Stated task
Copy out the complete listing, word for word.
— start of Information provided —
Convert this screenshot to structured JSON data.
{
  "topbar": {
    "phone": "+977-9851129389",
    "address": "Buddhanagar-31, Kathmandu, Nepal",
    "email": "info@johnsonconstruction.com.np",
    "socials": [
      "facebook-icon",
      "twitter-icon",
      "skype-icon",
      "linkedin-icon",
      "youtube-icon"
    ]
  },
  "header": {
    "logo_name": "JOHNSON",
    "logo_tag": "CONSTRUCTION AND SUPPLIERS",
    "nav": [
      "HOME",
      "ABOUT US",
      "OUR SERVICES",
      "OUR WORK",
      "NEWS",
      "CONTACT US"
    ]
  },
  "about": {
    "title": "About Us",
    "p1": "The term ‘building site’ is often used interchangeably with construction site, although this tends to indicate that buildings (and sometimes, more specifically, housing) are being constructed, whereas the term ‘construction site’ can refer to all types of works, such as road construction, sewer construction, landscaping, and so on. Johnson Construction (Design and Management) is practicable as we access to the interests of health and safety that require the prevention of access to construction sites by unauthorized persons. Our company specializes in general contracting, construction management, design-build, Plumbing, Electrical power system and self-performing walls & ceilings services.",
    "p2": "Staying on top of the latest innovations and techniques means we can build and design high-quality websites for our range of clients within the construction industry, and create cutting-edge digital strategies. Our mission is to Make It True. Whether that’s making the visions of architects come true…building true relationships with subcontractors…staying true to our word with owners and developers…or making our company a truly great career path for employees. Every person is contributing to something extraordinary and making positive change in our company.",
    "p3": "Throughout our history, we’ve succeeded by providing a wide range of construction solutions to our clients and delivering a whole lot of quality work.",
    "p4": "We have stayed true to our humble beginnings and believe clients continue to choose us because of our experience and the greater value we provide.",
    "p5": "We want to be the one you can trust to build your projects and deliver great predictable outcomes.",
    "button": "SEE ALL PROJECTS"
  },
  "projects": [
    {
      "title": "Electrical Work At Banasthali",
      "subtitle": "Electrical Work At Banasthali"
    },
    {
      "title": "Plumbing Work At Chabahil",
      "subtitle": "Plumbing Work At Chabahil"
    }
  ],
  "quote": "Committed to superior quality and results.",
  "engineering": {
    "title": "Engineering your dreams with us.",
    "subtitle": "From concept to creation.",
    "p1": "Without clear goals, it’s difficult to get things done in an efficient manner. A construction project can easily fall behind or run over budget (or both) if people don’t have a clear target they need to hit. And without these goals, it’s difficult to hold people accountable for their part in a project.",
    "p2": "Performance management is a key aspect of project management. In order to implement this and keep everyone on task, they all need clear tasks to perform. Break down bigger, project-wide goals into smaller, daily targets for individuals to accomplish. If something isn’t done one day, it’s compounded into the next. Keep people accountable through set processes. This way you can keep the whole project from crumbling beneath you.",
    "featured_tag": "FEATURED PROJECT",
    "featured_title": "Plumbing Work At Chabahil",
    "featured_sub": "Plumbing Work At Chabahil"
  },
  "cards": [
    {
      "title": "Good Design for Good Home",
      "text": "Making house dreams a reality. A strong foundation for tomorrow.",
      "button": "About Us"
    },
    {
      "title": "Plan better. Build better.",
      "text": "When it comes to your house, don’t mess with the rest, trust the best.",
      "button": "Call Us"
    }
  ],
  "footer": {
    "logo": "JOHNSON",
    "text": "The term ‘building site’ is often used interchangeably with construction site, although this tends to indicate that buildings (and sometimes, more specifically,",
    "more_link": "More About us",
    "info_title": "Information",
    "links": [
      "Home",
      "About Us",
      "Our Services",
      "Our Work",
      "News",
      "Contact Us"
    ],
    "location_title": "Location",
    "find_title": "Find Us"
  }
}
— end of Information provided —
Solution to the problem
Convert this screenshot to structured JSON data.
{
  "topbar": {
    "phone": "+977-9851129389",
    "address": "Buddhanagar-31, Kathmandu, Nepal",
    "email": "info@johnsonconstruction.com.np",
    "socials": [
      "facebook-icon",
      "twitter-icon",
      "skype-icon",
      "linkedin-icon",
      "youtube-icon"
    ]
  },
  "header": {
    "logo_name": "JOHNSON",
    "logo_tag": "CONSTRUCTION AND SUPPLIERS",
    "nav": [
      "HOME",
      "ABOUT US",
      "OUR SERVICES",
      "OUR WORK",
      "NEWS",
      "CONTACT US"
    ]
  },
  "about": {
    "title": "About Us",
    "p1": "The term ‘building site’ is often used interchangeably with construction site, although this tends to indicate that buildings (and sometimes, more specifically, housing) are being constructed, whereas the term ‘construction site’ can refer to all types of works, such as road construction, sewer construction, landscaping, and so on. Johnson Construction (Design and Management) is practicable as we access to the interests of health and safety that require the prevention of access to construction sites by unauthorized persons. Our company specializes in general contracting, construction management, design-build, Plumbing, Electrical power system and self-performing walls & ceilings services.",
    "p2": "Staying on top of the latest innovations and techniques means we can build and design high-quality websites for our range of clients within the construction industry, and create cutting-edge digital strategies. Our mission is to Make It True. Whether that’s making the visions of architects come true…building true relationships with subcontractors…staying true to our word with owners and developers…or making our company a truly great career path for employees. Every person is contributing to something extraordinary and making positive change in our company.",
    "p3": "Throughout our history, we’ve succeeded by providing a wide range of construction solutions to our clients and delivering a whole lot of quality work.",
    "p4": "We have stayed true to our humble beginnings and believe clients continue to choose us because of our experience and the greater value we provide.",
    "p5": "We want to be the one you can trust to build your projects and deliver great predictable outcomes.",
    "button": "SEE ALL PROJECTS"
  },
  "projects": [
    {
      "title": "Electrical Work At Banasthali",
      "subtitle": "Electrical Work At Banasthali"
    },
    {
      "title": "Plumbing Work At Chabahil",
      "subtitle": "Plumbing Work At Chabahil"
    }
  ],
  "quote": "Committed to superior quality and results.",
  "engineering": {
    "title": "Engineering your dreams with us.",
    "subtitle": "From concept to creation.",
    "p1": "Without clear goals, it’s difficult to get things done in an efficient manner. A construction project can easily fall behind or run over budget (or both) if people don’t have a clear target they need to hit. And without these goals, it’s difficult to hold people accountable for their part in a project.",
    "p2": "Performance management is a key aspect of project management. In order to implement this and keep everyone on task, they all need clear tasks to perform. Break down bigger, project-wide goals into smaller, daily targets for individuals to accomplish. If something isn’t done one day, it’s compounded into the next. Keep people accountable through set processes. This way you can keep the whole project from crumbling beneath you.",
    "featured_tag": "FEATURED PROJECT",
    "featured_title": "Plumbing Work At Chabahil",
    "featured_sub": "Plumbing Work At Chabahil"
  },
  "cards": [
    {
      "title": "Good Design for Good Home",
      "text": "Making house dreams a reality. A strong foundation for tomorrow.",
      "button": "About Us"
    },
    {
      "title": "Plan better. Build better.",
      "text": "When it comes to your house, don’t mess with the rest, trust the best.",
      "button": "Call Us"
    }
  ],
  "footer": {
    "logo": "JOHNSON",
    "text": "The term ‘building site’ is often used interchangeably with construction site, although this tends to indicate that buildings (and sometimes, more specifically,",
    "more_link": "More About us",
    "info_title": "Information",
    "links": [
      "Home",
      "About Us",
      "Our Services",
      "Our Work",
      "News",
      "Contact Us"
    ],
    "location_title": "Location",
    "find_title": "Find Us"
  }
}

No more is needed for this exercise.